Start RECORD LIST

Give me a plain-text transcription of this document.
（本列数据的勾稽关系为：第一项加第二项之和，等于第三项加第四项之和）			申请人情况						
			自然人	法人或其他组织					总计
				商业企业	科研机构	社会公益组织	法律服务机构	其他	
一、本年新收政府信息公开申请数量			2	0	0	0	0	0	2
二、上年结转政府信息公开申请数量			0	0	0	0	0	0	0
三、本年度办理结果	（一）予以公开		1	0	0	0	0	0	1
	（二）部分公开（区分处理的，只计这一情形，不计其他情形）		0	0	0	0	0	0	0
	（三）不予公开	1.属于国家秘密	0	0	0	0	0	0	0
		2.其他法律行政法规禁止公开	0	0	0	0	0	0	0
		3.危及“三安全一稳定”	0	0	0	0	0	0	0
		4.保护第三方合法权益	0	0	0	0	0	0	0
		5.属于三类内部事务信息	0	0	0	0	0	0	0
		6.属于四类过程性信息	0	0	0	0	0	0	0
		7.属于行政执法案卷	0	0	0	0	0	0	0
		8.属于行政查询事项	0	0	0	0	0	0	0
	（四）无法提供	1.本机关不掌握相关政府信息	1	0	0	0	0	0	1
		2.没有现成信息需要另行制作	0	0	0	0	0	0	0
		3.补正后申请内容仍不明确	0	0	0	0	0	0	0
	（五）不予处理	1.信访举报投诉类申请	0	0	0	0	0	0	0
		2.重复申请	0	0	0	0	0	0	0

End RECORD LIST

The entries above must be returned in full, exactly as shown.

* WRITTEN ANSWER *
Give me a plain-text transcription of this document.
（本列数据的勾稽关系为：第一项加第二项之和，等于第三项加第四项之和）			申请人情况						
			自然人	法人或其他组织					总计
				商业企业	科研机构	社会公益组织	法律服务机构	其他	
一、本年新收政府信息公开申请数量			2	0	0	0	0	0	2
二、上年结转政府信息公开申请数量			0	0	0	0	0	0	0
三、本年度办理结果	（一）予以公开		1	0	0	0	0	0	1
	（二）部分公开（区分处理的，只计这一情形，不计其他情形）		0	0	0	0	0	0	0
	（三）不予公开	1.属于国家秘密	0	0	0	0	0	0	0
		2.其他法律行政法规禁止公开	0	0	0	0	0	0	0
		3.危及“三安全一稳定”	0	0	0	0	0	0	0
		4.保护第三方合法权益	0	0	0	0	0	0	0
		5.属于三类内部事务信息	0	0	0	0	0	0	0
		6.属于四类过程性信息	0	0	0	0	0	0	0
		7.属于行政执法案卷	0	0	0	0	0	0	0
		8.属于行政查询事项	0	0	0	0	0	0	0
	（四）无法提供	1.本机关不掌握相关政府信息	1	0	0	0	0	0	1
		2.没有现成信息需要另行制作	0	0	0	0	0	0	0
		3.补正后申请内容仍不明确	0	0	0	0	0	0	0
	（五）不予处理	1.信访举报投诉类申请	0	0	0	0	0	0	0
		2.重复申请	0	0	0	0	0	0	0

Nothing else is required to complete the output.